■ INSTRUCTIONS TO FOLLOW ■
Tally how many lines hold the string "label". Your reply should be that number alone.

■ DATA LINES ■
▼▼▼
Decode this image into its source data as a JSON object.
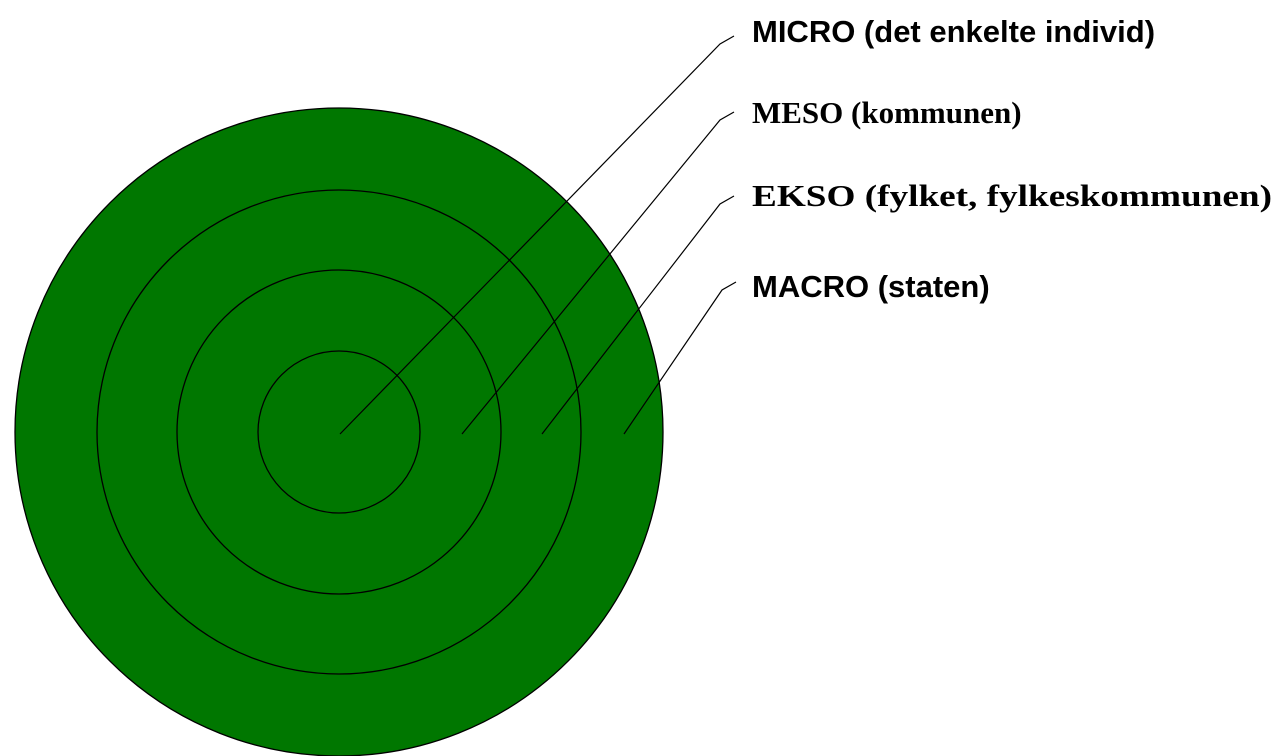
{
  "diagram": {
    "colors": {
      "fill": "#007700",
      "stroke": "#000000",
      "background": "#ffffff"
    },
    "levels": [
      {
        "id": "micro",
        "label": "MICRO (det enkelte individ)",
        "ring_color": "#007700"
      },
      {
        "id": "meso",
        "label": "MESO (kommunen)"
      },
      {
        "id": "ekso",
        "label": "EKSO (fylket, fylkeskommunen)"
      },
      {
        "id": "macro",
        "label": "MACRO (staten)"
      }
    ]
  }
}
▲▲▲
■ REPLY ■
4